**What this task involves**. Make an exact copy of all the entries, but do not reproduce the pictures.

The records start

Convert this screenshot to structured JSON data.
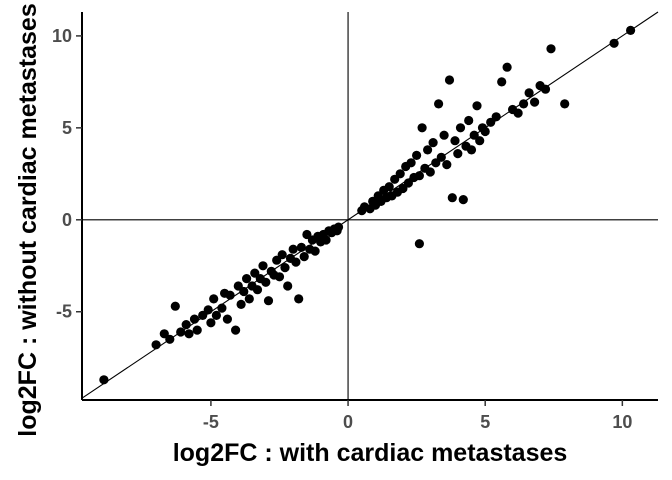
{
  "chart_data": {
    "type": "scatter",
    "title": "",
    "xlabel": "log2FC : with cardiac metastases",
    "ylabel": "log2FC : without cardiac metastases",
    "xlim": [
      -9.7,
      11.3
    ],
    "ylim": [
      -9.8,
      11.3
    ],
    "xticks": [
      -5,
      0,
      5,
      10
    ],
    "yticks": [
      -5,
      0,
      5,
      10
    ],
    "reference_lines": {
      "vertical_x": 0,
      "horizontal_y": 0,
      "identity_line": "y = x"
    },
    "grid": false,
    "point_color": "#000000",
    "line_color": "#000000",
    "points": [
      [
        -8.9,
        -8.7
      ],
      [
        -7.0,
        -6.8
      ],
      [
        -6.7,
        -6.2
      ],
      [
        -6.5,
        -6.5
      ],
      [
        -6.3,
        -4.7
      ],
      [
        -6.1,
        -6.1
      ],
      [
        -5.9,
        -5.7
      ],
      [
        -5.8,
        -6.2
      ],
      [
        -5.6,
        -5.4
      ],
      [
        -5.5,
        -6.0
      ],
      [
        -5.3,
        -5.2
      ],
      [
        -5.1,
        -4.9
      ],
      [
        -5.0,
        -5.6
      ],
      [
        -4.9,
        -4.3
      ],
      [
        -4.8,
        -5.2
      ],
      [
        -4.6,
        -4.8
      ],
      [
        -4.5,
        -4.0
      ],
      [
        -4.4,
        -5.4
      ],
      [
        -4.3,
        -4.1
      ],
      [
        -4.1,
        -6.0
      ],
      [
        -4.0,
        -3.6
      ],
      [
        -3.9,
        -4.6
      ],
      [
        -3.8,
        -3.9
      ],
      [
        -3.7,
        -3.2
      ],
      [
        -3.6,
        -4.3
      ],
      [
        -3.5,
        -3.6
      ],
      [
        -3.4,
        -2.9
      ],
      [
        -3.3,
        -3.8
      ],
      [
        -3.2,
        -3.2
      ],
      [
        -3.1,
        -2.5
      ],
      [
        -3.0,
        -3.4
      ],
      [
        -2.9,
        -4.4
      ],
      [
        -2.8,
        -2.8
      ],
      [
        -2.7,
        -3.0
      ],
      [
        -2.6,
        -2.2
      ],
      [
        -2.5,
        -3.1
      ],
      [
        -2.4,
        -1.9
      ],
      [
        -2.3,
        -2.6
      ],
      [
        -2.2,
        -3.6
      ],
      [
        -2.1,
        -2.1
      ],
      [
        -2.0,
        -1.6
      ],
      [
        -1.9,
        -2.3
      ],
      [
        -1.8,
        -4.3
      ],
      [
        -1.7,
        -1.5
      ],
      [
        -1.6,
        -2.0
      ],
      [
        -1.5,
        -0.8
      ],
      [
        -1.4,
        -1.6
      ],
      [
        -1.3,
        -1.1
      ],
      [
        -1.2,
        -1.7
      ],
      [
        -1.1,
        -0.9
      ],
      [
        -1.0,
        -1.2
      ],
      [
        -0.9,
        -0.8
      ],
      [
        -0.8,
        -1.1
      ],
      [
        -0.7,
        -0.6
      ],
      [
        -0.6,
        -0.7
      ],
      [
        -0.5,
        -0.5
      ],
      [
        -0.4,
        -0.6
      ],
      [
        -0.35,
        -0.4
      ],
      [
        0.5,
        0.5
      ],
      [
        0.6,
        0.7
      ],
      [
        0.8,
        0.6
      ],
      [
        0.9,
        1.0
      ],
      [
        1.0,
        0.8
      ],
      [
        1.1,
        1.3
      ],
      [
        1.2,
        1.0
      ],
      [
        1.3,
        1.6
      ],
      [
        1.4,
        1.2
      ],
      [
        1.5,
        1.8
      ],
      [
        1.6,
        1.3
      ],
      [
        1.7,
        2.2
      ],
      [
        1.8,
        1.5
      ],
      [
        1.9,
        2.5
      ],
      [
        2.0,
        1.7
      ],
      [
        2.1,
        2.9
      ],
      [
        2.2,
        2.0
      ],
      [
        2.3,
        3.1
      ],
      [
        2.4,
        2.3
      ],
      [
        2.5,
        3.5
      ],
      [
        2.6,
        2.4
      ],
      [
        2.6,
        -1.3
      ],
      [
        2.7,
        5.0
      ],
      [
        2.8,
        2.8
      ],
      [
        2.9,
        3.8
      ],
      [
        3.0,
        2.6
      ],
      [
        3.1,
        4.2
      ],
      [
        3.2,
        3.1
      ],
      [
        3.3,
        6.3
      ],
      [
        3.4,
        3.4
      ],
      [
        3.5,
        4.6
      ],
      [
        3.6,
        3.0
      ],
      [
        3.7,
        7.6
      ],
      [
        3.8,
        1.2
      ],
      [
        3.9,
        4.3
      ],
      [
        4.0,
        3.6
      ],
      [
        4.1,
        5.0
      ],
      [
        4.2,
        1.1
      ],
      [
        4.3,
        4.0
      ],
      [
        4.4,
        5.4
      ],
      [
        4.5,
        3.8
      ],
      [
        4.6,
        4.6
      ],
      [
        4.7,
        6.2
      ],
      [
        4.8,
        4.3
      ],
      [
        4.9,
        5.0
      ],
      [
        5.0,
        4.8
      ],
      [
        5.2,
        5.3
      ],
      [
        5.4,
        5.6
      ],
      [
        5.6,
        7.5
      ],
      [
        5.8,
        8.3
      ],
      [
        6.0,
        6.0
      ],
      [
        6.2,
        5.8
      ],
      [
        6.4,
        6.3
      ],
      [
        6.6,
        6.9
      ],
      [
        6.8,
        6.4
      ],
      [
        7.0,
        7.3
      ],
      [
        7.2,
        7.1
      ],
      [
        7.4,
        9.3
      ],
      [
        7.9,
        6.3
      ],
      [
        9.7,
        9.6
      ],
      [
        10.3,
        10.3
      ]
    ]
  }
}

The records end

**Exercise response**.
Convert this screenshot to structured JSON data.
{
  "chart_data": {
    "type": "scatter",
    "title": "",
    "xlabel": "log2FC : with cardiac metastases",
    "ylabel": "log2FC : without cardiac metastases",
    "xlim": [
      -9.7,
      11.3
    ],
    "ylim": [
      -9.8,
      11.3
    ],
    "xticks": [
      -5,
      0,
      5,
      10
    ],
    "yticks": [
      -5,
      0,
      5,
      10
    ],
    "reference_lines": {
      "vertical_x": 0,
      "horizontal_y": 0,
      "identity_line": "y = x"
    },
    "grid": false,
    "point_color": "#000000",
    "line_color": "#000000",
    "points": [
      [
        -8.9,
        -8.7
      ],
      [
        -7.0,
        -6.8
      ],
      [
        -6.7,
        -6.2
      ],
      [
        -6.5,
        -6.5
      ],
      [
        -6.3,
        -4.7
      ],
      [
        -6.1,
        -6.1
      ],
      [
        -5.9,
        -5.7
      ],
      [
        -5.8,
        -6.2
      ],
      [
        -5.6,
        -5.4
      ],
      [
        -5.5,
        -6.0
      ],
      [
        -5.3,
        -5.2
      ],
      [
        -5.1,
        -4.9
      ],
      [
        -5.0,
        -5.6
      ],
      [
        -4.9,
        -4.3
      ],
      [
        -4.8,
        -5.2
      ],
      [
        -4.6,
        -4.8
      ],
      [
        -4.5,
        -4.0
      ],
      [
        -4.4,
        -5.4
      ],
      [
        -4.3,
        -4.1
      ],
      [
        -4.1,
        -6.0
      ],
      [
        -4.0,
        -3.6
      ],
      [
        -3.9,
        -4.6
      ],
      [
        -3.8,
        -3.9
      ],
      [
        -3.7,
        -3.2
      ],
      [
        -3.6,
        -4.3
      ],
      [
        -3.5,
        -3.6
      ],
      [
        -3.4,
        -2.9
      ],
      [
        -3.3,
        -3.8
      ],
      [
        -3.2,
        -3.2
      ],
      [
        -3.1,
        -2.5
      ],
      [
        -3.0,
        -3.4
      ],
      [
        -2.9,
        -4.4
      ],
      [
        -2.8,
        -2.8
      ],
      [
        -2.7,
        -3.0
      ],
      [
        -2.6,
        -2.2
      ],
      [
        -2.5,
        -3.1
      ],
      [
        -2.4,
        -1.9
      ],
      [
        -2.3,
        -2.6
      ],
      [
        -2.2,
        -3.6
      ],
      [
        -2.1,
        -2.1
      ],
      [
        -2.0,
        -1.6
      ],
      [
        -1.9,
        -2.3
      ],
      [
        -1.8,
        -4.3
      ],
      [
        -1.7,
        -1.5
      ],
      [
        -1.6,
        -2.0
      ],
      [
        -1.5,
        -0.8
      ],
      [
        -1.4,
        -1.6
      ],
      [
        -1.3,
        -1.1
      ],
      [
        -1.2,
        -1.7
      ],
      [
        -1.1,
        -0.9
      ],
      [
        -1.0,
        -1.2
      ],
      [
        -0.9,
        -0.8
      ],
      [
        -0.8,
        -1.1
      ],
      [
        -0.7,
        -0.6
      ],
      [
        -0.6,
        -0.7
      ],
      [
        -0.5,
        -0.5
      ],
      [
        -0.4,
        -0.6
      ],
      [
        -0.35,
        -0.4
      ],
      [
        0.5,
        0.5
      ],
      [
        0.6,
        0.7
      ],
      [
        0.8,
        0.6
      ],
      [
        0.9,
        1.0
      ],
      [
        1.0,
        0.8
      ],
      [
        1.1,
        1.3
      ],
      [
        1.2,
        1.0
      ],
      [
        1.3,
        1.6
      ],
      [
        1.4,
        1.2
      ],
      [
        1.5,
        1.8
      ],
      [
        1.6,
        1.3
      ],
      [
        1.7,
        2.2
      ],
      [
        1.8,
        1.5
      ],
      [
        1.9,
        2.5
      ],
      [
        2.0,
        1.7
      ],
      [
        2.1,
        2.9
      ],
      [
        2.2,
        2.0
      ],
      [
        2.3,
        3.1
      ],
      [
        2.4,
        2.3
      ],
      [
        2.5,
        3.5
      ],
      [
        2.6,
        2.4
      ],
      [
        2.6,
        -1.3
      ],
      [
        2.7,
        5.0
      ],
      [
        2.8,
        2.8
      ],
      [
        2.9,
        3.8
      ],
      [
        3.0,
        2.6
      ],
      [
        3.1,
        4.2
      ],
      [
        3.2,
        3.1
      ],
      [
        3.3,
        6.3
      ],
      [
        3.4,
        3.4
      ],
      [
        3.5,
        4.6
      ],
      [
        3.6,
        3.0
      ],
      [
        3.7,
        7.6
      ],
      [
        3.8,
        1.2
      ],
      [
        3.9,
        4.3
      ],
      [
        4.0,
        3.6
      ],
      [
        4.1,
        5.0
      ],
      [
        4.2,
        1.1
      ],
      [
        4.3,
        4.0
      ],
      [
        4.4,
        5.4
      ],
      [
        4.5,
        3.8
      ],
      [
        4.6,
        4.6
      ],
      [
        4.7,
        6.2
      ],
      [
        4.8,
        4.3
      ],
      [
        4.9,
        5.0
      ],
      [
        5.0,
        4.8
      ],
      [
        5.2,
        5.3
      ],
      [
        5.4,
        5.6
      ],
      [
        5.6,
        7.5
      ],
      [
        5.8,
        8.3
      ],
      [
        6.0,
        6.0
      ],
      [
        6.2,
        5.8
      ],
      [
        6.4,
        6.3
      ],
      [
        6.6,
        6.9
      ],
      [
        6.8,
        6.4
      ],
      [
        7.0,
        7.3
      ],
      [
        7.2,
        7.1
      ],
      [
        7.4,
        9.3
      ],
      [
        7.9,
        6.3
      ],
      [
        9.7,
        9.6
      ],
      [
        10.3,
        10.3
      ]
    ]
  }
}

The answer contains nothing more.